▶ Set exercise
Every record below should be printed exactly as given.

▶ Material

***

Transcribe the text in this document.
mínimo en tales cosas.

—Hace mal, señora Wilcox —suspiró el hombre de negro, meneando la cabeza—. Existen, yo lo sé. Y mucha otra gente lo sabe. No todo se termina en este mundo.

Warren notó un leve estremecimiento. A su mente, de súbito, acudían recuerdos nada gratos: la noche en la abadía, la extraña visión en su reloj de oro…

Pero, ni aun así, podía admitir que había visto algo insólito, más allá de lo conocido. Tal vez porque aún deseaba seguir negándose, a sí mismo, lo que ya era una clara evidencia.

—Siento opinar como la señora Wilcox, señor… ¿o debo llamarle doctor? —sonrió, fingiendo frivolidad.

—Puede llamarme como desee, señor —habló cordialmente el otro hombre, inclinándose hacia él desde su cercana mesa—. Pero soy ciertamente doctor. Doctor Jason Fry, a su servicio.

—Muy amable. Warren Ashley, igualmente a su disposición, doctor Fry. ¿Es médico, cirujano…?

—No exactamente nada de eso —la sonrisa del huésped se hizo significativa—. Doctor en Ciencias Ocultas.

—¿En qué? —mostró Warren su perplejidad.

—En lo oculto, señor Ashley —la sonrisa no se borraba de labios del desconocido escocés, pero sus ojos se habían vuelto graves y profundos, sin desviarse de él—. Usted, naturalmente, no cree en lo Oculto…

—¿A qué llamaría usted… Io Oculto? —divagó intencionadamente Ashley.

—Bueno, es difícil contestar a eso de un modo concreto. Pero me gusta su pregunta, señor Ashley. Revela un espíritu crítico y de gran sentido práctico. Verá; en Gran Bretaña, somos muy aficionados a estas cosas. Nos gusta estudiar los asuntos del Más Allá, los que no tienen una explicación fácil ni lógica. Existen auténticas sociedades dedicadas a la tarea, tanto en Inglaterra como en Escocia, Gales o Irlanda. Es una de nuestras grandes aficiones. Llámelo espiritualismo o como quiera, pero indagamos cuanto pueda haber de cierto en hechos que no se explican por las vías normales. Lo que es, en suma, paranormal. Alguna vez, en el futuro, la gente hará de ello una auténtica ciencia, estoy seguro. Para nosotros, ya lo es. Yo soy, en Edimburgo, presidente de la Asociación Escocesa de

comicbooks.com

***

▶ Response
Transcribe the text in this document.
mínimo en tales cosas.

—Hace mal, señora Wilcox —suspiró el hombre de negro, meneando la cabeza—. Existen, yo lo sé. Y mucha otra gente lo sabe. No todo se termina en este mundo.

Warren notó un leve estremecimiento. A su mente, de súbito, acudían recuerdos nada gratos: la noche en la abadía, la extraña visión en su reloj de oro…

Pero, ni aun así, podía admitir que había visto algo insólito, más allá de lo conocido. Tal vez porque aún deseaba seguir negándose, a sí mismo, lo que ya era una clara evidencia.

—Siento opinar como la señora Wilcox, señor… ¿o debo llamarle doctor? —sonrió, fingiendo frivolidad.

—Puede llamarme como desee, señor —habló cordialmente el otro hombre, inclinándose hacia él desde su cercana mesa—. Pero soy ciertamente doctor. Doctor Jason Fry, a su servicio.

—Muy amable. Warren Ashley, igualmente a su disposición, doctor Fry. ¿Es médico, cirujano…?

—No exactamente nada de eso —la sonrisa del huésped se hizo significativa—. Doctor en Ciencias Ocultas.

—¿En qué? —mostró Warren su perplejidad.

—En lo oculto, señor Ashley —la sonrisa no se borraba de labios del desconocido escocés, pero sus ojos se habían vuelto graves y profundos, sin desviarse de él—. Usted, naturalmente, no cree en lo Oculto…

—¿A qué llamaría usted… Io Oculto? —divagó intencionadamente Ashley.

—Bueno, es difícil contestar a eso de un modo concreto. Pero me gusta su pregunta, señor Ashley. Revela un espíritu crítico y de gran sentido práctico. Verá; en Gran Bretaña, somos muy aficionados a estas cosas. Nos gusta estudiar los asuntos del Más Allá, los que no tienen una explicación fácil ni lógica. Existen auténticas sociedades dedicadas a la tarea, tanto en Inglaterra como en Escocia, Gales o Irlanda. Es una de nuestras grandes aficiones. Llámelo espiritualismo o como quiera, pero indagamos cuanto pueda haber de cierto en hechos que no se explican por las vías normales. Lo que es, en suma, paranormal. Alguna vez, en el futuro, la gente hará de ello una auténtica ciencia, estoy seguro. Para nosotros, ya lo es. Yo soy, en Edimburgo, presidente de la Asociación Escocesa de

comicbooks.com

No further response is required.